Page extract:
Chainsawing!?

Discussion in 'The Great Outdoors' started by huckle, Aug 8, 2010.

  1. huckle

    huckle New Member

    270
    Jan 15, 2010
    I just like to chainsaw! How about that?! :D

    A chilly day in November, coffee, donuts and a sharp chain - woooweee - hard to beat that!
     
  2. burley

    burley Well-Known Member

    Nov 26, 2006
    Kansas
    Chainsawing, like this  :eek:


    [ame]http://www.youtube.com/watch?v=HyiTLIokW54&NR=1[/ame]

    ;D
     

  3. huckle

    huckle New Member

    270
    Jan 15, 2010
  4. lop

    lop Well-Known Member

    May 20, 2008
    Hey Huckle, have I got a deal for you.... ;D
    Yeah, I like cutting wood, splitting wood, backing up to a woodstove on a cold day (by GA standards, come on, that's all I have any more). I heat with wood and a few electric radiators in bathrooms and such. My shoulder/elbow has been on the fritz lately and I'm a bit behind on my cutting. There are about 50 trees along my driveway and the neighbors yard I'm pulling down. 'Bout half way there. I've got power lines down the drive and his stuff both within tree fall distance and it has been a bit of a puzzle. The first fifteen trees or so were tricky just figuring out what fell when and where. I've determined that the average stick of firewood gets picked up 9 times, a cord weighs 4000 lbs, and I burn 4-5 cord a year.
    To those of you that might want to brag on just how cold your winters are, go for it. I was born and raised in upstate NY (Syracuse & Vestal). My folks lived up there all thier lives. My Dad was working for IBM and requested a transfer (didn't get along with his boss). They said sure (IBM stands for I've been moved), we can use you in Rochester MN or Atlanta GA. My Dad's no idiot. We moved south in the late 70's. I do miss the XCountry skiing though.

A block of data:
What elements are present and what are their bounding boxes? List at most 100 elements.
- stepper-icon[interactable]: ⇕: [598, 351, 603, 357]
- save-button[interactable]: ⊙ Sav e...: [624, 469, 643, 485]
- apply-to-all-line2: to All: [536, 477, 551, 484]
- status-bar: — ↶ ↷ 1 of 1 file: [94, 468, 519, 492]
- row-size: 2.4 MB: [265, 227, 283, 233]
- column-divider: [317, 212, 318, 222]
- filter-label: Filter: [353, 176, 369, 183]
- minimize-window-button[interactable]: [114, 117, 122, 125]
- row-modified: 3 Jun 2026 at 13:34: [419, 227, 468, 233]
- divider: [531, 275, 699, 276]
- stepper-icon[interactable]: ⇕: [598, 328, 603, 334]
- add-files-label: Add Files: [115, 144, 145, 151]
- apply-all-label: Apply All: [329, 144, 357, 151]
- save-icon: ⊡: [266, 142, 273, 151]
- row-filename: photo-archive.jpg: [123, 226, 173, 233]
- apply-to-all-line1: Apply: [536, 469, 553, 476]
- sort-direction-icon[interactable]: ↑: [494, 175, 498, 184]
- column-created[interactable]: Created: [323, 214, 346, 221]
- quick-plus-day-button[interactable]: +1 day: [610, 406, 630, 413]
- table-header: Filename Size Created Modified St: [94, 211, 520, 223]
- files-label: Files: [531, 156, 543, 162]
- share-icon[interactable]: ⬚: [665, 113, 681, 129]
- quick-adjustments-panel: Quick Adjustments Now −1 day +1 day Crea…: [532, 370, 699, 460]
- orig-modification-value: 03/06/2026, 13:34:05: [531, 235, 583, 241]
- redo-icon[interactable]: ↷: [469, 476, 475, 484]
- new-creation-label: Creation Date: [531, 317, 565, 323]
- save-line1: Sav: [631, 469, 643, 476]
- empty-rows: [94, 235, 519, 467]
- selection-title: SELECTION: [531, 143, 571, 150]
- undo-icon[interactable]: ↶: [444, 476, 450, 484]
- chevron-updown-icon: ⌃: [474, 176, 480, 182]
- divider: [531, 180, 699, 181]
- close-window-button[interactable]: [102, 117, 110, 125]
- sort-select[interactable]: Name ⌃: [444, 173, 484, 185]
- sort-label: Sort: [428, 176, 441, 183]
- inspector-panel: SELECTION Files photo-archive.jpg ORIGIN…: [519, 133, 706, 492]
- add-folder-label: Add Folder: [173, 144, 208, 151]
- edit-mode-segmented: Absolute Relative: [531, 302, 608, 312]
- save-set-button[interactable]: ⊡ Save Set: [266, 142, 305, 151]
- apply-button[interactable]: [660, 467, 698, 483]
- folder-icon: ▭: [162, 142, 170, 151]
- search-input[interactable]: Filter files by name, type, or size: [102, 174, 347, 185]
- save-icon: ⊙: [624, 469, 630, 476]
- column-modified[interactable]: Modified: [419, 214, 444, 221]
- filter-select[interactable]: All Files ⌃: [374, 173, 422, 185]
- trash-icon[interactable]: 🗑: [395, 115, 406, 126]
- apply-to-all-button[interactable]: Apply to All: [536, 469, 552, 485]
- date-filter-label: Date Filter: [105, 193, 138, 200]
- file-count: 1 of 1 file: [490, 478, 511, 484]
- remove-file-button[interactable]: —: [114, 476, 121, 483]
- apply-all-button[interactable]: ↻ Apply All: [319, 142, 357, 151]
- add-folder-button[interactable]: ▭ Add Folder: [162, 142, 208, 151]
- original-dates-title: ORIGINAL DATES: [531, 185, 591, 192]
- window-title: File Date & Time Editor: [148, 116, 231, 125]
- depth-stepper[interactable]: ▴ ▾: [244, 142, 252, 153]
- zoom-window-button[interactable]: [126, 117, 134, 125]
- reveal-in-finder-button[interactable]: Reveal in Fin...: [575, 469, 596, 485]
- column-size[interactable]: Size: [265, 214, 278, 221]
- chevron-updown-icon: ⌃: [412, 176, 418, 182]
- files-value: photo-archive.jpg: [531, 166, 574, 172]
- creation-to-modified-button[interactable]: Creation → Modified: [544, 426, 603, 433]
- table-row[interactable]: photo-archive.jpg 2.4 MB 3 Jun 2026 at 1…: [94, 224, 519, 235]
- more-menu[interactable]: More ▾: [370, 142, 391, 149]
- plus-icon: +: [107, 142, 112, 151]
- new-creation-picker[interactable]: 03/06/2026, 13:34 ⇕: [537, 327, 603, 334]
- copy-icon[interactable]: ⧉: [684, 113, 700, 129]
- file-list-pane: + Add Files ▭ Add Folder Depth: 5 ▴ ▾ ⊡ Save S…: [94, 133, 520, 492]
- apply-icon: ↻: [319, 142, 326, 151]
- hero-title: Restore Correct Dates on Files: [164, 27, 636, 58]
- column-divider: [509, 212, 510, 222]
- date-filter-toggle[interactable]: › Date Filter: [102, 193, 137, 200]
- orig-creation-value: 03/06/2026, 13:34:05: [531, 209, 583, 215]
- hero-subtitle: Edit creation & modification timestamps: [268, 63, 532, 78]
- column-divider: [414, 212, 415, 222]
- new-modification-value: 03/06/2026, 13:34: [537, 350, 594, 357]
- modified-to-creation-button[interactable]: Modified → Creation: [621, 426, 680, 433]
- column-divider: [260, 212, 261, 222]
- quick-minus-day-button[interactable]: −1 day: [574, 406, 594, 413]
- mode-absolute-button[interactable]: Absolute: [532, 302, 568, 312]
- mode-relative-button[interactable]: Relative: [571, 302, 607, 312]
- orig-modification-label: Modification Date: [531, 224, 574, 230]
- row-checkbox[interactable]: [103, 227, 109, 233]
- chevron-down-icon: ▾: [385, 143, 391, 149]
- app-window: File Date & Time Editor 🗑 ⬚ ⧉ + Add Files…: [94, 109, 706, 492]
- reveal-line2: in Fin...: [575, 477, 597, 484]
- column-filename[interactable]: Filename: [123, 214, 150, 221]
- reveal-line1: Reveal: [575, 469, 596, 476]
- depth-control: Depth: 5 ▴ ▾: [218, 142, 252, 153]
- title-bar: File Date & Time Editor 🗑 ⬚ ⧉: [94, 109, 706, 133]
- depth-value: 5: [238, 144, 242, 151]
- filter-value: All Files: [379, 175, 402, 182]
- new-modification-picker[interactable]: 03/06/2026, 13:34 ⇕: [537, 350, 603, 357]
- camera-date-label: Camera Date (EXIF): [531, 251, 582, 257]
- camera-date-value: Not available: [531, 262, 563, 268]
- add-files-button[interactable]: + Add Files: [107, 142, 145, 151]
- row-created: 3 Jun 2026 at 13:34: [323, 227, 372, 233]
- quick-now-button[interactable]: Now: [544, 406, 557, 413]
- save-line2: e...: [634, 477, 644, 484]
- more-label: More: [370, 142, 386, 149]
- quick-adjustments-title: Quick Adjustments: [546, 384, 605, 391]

Problems to solve:
(A) Retype the chainsawing forum thread, starting at "lop Well-Known Member" and ending at "cord a year.".
(B) Echo the rows, starting at the first one and ending at the line that contains "- apply-to-all-line2: to".

Expected outputs:
(A)
lop Well-Known Member

    May 20, 2008
    Hey Huckle, have I got a deal for you.... ;D
    Yeah, I like cutting wood, splitting wood, backing up to a woodstove on a cold day (by GA standards, come on, that's all I have any more). I heat with wood and a few electric radiators in bathrooms and such. My shoulder/elbow has been on the fritz lately and I'm a bit behind on my cutting. There are about 50 trees along my driveway and the neighbors yard I'm pulling down. 'Bout half way there. I've got power lines down the drive and his stuff both within tree fall distance and it has been a bit of a puzzle. The first fifteen trees or so were tricky just figuring out what fell when and where. I've determined that the average stick of firewood gets picked up 9 times, a cord weighs 4000 lbs, and I burn 4-5 cord a year.

(B)
What elements are present and what are their bounding boxes? List at most 100 elements.
- stepper-icon[interactable]: ⇕: [598, 351, 603, 357]
- save-button[interactable]: ⊙ Sav e...: [624, 469, 643, 485]
- apply-to-all-line2: to All: [536, 477, 551, 484]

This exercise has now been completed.